### Source material
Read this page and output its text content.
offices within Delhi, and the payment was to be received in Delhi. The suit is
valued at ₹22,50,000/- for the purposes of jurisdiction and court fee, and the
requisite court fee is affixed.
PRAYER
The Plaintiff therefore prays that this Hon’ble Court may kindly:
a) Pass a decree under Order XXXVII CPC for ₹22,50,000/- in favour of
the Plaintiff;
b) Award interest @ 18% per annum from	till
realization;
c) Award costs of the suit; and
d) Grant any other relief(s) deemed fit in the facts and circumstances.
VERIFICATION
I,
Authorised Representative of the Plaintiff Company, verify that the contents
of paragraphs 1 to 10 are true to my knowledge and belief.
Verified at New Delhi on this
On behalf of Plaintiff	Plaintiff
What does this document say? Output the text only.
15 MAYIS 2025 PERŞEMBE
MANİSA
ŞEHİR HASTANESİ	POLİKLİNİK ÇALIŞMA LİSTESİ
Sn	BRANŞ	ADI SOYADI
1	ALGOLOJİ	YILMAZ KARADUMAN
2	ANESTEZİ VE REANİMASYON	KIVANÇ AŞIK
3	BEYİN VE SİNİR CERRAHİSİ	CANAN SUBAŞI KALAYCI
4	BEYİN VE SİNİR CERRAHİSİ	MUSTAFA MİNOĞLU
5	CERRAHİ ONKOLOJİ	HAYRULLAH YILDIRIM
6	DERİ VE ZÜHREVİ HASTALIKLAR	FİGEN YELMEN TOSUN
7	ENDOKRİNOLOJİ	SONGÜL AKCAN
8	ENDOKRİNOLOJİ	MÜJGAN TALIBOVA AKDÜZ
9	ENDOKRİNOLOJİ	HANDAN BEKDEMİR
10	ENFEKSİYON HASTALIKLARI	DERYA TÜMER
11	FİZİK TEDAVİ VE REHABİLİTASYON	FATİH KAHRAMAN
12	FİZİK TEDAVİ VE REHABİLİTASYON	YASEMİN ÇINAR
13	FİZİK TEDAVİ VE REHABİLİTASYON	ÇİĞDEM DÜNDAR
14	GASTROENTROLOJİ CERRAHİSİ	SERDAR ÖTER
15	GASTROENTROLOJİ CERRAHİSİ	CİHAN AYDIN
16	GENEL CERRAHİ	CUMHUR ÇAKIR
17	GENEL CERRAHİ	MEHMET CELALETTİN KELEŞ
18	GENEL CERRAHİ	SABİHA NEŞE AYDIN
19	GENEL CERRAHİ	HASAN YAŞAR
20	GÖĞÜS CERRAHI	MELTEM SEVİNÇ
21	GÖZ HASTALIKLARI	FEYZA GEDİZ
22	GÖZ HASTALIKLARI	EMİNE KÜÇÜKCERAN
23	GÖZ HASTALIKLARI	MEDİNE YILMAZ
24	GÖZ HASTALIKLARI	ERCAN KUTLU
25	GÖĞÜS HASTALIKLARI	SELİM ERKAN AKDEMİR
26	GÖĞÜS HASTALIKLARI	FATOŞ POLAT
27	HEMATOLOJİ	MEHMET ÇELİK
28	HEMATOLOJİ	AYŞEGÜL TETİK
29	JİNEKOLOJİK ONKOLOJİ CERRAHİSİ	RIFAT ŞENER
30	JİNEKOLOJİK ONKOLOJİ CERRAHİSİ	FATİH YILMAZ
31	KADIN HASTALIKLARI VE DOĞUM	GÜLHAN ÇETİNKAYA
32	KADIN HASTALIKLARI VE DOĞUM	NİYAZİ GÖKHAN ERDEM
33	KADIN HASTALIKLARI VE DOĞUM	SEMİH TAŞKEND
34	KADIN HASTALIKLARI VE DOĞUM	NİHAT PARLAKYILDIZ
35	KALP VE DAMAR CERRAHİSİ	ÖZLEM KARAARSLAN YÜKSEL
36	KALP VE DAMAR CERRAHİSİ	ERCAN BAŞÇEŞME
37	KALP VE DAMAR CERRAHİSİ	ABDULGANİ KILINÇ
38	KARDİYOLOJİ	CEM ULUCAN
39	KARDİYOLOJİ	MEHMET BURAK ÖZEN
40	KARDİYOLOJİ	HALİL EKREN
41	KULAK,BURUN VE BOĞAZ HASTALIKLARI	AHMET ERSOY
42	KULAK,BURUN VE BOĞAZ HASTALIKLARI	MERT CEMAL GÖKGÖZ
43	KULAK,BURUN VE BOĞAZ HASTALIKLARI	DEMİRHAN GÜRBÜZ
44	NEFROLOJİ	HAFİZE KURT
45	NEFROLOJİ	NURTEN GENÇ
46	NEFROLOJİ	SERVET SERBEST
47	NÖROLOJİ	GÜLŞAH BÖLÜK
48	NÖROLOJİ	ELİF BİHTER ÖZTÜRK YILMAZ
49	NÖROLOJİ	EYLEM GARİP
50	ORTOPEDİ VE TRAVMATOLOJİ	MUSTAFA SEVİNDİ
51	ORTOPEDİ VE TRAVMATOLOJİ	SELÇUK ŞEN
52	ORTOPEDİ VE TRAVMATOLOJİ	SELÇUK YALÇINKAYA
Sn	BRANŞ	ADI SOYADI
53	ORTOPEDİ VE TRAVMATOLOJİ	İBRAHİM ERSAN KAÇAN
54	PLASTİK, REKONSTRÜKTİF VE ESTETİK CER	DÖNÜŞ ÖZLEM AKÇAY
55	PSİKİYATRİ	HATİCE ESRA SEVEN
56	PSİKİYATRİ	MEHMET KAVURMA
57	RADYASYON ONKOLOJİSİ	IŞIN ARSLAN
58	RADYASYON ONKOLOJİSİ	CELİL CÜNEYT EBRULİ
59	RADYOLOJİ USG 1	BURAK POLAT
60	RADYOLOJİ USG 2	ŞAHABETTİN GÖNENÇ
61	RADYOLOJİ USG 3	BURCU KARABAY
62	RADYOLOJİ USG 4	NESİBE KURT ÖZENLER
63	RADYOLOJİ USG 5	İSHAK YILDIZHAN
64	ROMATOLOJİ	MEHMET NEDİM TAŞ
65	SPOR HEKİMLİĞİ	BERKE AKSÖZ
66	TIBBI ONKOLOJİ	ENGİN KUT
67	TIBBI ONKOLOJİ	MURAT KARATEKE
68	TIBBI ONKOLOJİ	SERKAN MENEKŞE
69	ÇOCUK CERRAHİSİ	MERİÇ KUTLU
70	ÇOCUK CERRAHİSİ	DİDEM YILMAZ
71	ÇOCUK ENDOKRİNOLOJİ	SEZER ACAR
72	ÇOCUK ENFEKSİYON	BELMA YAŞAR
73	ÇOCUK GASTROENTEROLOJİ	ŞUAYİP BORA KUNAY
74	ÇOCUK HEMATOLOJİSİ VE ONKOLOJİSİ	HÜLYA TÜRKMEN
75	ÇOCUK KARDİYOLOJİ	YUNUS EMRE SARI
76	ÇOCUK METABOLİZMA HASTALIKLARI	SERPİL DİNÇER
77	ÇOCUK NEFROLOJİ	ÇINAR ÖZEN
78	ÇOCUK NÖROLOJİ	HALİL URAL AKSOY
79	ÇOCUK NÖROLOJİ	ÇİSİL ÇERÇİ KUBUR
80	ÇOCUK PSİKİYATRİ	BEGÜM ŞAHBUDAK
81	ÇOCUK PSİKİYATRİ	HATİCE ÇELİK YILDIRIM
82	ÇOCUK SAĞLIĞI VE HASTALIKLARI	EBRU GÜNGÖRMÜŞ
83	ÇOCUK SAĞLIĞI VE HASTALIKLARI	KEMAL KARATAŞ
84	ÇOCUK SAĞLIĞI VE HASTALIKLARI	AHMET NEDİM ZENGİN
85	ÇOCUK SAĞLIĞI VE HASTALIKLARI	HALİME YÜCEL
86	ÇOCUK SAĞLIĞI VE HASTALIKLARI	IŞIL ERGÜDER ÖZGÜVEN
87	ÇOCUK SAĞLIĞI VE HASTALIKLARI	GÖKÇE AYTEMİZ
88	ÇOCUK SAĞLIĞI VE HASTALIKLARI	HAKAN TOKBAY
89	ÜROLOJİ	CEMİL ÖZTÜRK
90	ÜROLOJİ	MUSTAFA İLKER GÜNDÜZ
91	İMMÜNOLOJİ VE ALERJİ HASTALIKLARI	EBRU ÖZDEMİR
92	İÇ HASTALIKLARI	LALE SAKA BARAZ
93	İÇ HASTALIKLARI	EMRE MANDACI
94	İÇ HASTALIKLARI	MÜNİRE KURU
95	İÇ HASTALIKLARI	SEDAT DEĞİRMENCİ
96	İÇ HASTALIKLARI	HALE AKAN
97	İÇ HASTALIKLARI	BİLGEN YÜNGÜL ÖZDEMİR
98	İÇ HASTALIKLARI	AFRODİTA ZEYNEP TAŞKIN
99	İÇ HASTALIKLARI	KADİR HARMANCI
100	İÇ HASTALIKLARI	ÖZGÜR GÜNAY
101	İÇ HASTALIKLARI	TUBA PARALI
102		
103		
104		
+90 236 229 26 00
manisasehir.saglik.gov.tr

### Exercise objective
Find how many lines in the material hold the word "ÖZDEMİR" and state that number alone.

### Result for this task
2